All entries must be repeated exactly; do not include the pictures.
* * *
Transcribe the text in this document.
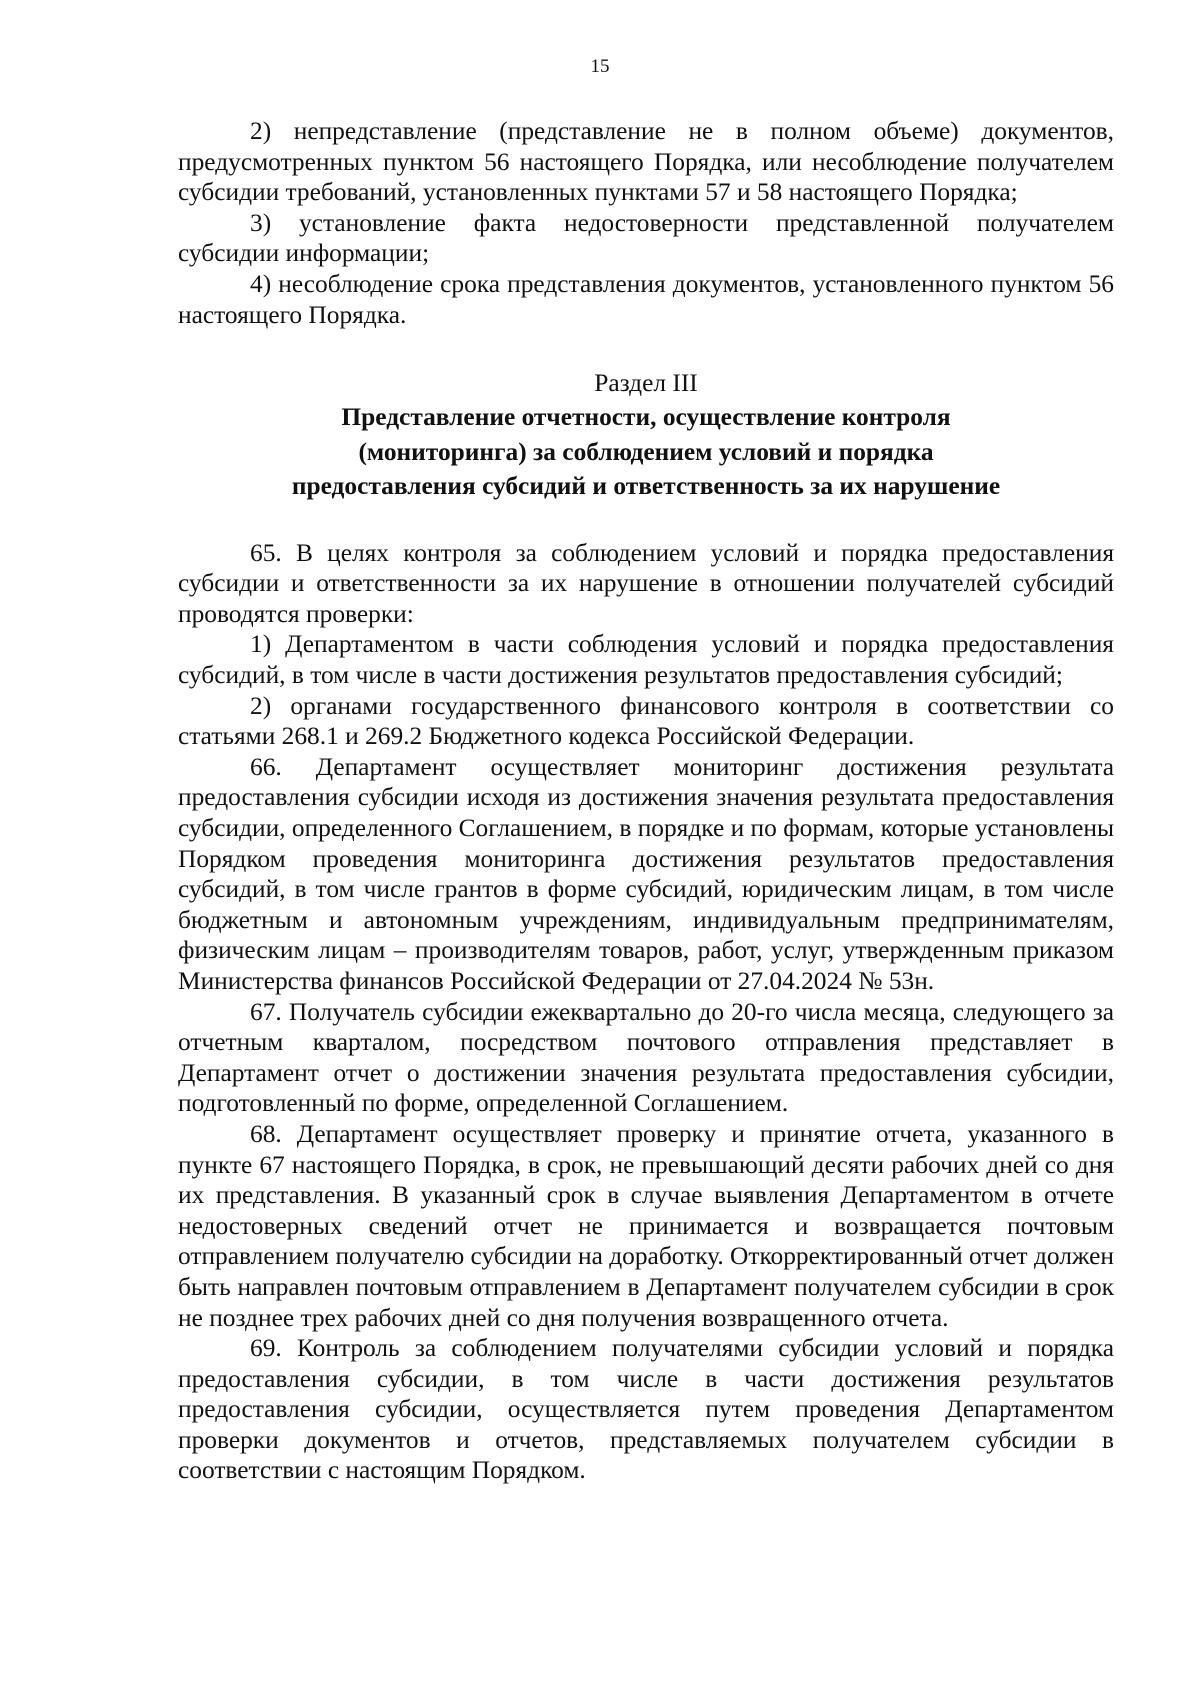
15

2) непредставление (представление не в полном объеме) документов, предусмотренных пунктом 56 настоящего Порядка, или несоблюдение получателем субсидии требований, установленных пунктами 57 и 58 настоящего Порядка;

3) установление факта недостоверности представленной получателем субсидии информации;

4) несоблюдение срока представления документов, установленного пунктом 56 настоящего Порядка.

Раздел III
Представление отчетности, осуществление контроля
(мониторинга) за соблюдением условий и порядка
предоставления субсидий и ответственность за их нарушение

65. В целях контроля за соблюдением условий и порядка предоставления субсидии и ответственности за их нарушение в отношении получателей субсидий проводятся проверки:

1) Департаментом в части соблюдения условий и порядка предоставления субсидий, в том числе в части достижения результатов предоставления субсидий;

2) органами государственного финансового контроля в соответствии со статьями 268.1 и 269.2 Бюджетного кодекса Российской Федерации.

66. Департамент осуществляет мониторинг достижения результата предоставления субсидии исходя из достижения значения результата предоставления субсидии, определенного Соглашением, в порядке и по формам, которые установлены Порядком проведения мониторинга достижения результатов предоставления субсидий, в том числе грантов в форме субсидий, юридическим лицам, в том числе бюджетным и автономным учреждениям, индивидуальным предпринимателям, физическим лицам – производителям товаров, работ, услуг, утвержденным приказом Министерства финансов Российской Федерации от 27.04.2024 № 53н.

67. Получатель субсидии ежеквартально до 20-го числа месяца, следующего за отчетным кварталом, посредством почтового отправления представляет в Департамент отчет о достижении значения результата предоставления субсидии, подготовленный по форме, определенной Соглашением.

68. Департамент осуществляет проверку и принятие отчета, указанного в пункте 67 настоящего Порядка, в срок, не превышающий десяти рабочих дней со дня их представления. В указанный срок в случае выявления Департаментом в отчете недостоверных сведений отчет не принимается и возвращается почтовым отправлением получателю субсидии на доработку. Откорректированный отчет должен быть направлен почтовым отправлением в Департамент получателем субсидии в срок не позднее трех рабочих дней со дня получения возвращенного отчета.

69. Контроль за соблюдением получателями субсидии условий и порядка предоставления субсидии, в том числе в части достижения результатов предоставления субсидии, осуществляется путем проведения Департаментом проверки документов и отчетов, представляемых получателем субсидии в соответствии с настоящим Порядком.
* * *
* [Task result]
Transcribe the text in this document.
15

2) непредставление (представление не в полном объеме) документов, предусмотренных пунктом 56 настоящего Порядка, или несоблюдение получателем субсидии требований, установленных пунктами 57 и 58 настоящего Порядка;

3) установление факта недостоверности представленной получателем субсидии информации;

4) несоблюдение срока представления документов, установленного пунктом 56 настоящего Порядка.

Раздел III
Представление отчетности, осуществление контроля
(мониторинга) за соблюдением условий и порядка
предоставления субсидий и ответственность за их нарушение

65. В целях контроля за соблюдением условий и порядка предоставления субсидии и ответственности за их нарушение в отношении получателей субсидий проводятся проверки:

1) Департаментом в части соблюдения условий и порядка предоставления субсидий, в том числе в части достижения результатов предоставления субсидий;

2) органами государственного финансового контроля в соответствии со статьями 268.1 и 269.2 Бюджетного кодекса Российской Федерации.

66. Департамент осуществляет мониторинг достижения результата предоставления субсидии исходя из достижения значения результата предоставления субсидии, определенного Соглашением, в порядке и по формам, которые установлены Порядком проведения мониторинга достижения результатов предоставления субсидий, в том числе грантов в форме субсидий, юридическим лицам, в том числе бюджетным и автономным учреждениям, индивидуальным предпринимателям, физическим лицам – производителям товаров, работ, услуг, утвержденным приказом Министерства финансов Российской Федерации от 27.04.2024 № 53н.

67. Получатель субсидии ежеквартально до 20-го числа месяца, следующего за отчетным кварталом, посредством почтового отправления представляет в Департамент отчет о достижении значения результата предоставления субсидии, подготовленный по форме, определенной Соглашением.

68. Департамент осуществляет проверку и принятие отчета, указанного в пункте 67 настоящего Порядка, в срок, не превышающий десяти рабочих дней со дня их представления. В указанный срок в случае выявления Департаментом в отчете недостоверных сведений отчет не принимается и возвращается почтовым отправлением получателю субсидии на доработку. Откорректированный отчет должен быть направлен почтовым отправлением в Департамент получателем субсидии в срок не позднее трех рабочих дней со дня получения возвращенного отчета.

69. Контроль за соблюдением получателями субсидии условий и порядка предоставления субсидии, в том числе в части достижения результатов предоставления субсидии, осуществляется путем проведения Департаментом проверки документов и отчетов, представляемых получателем субсидии в соответствии с настоящим Порядком.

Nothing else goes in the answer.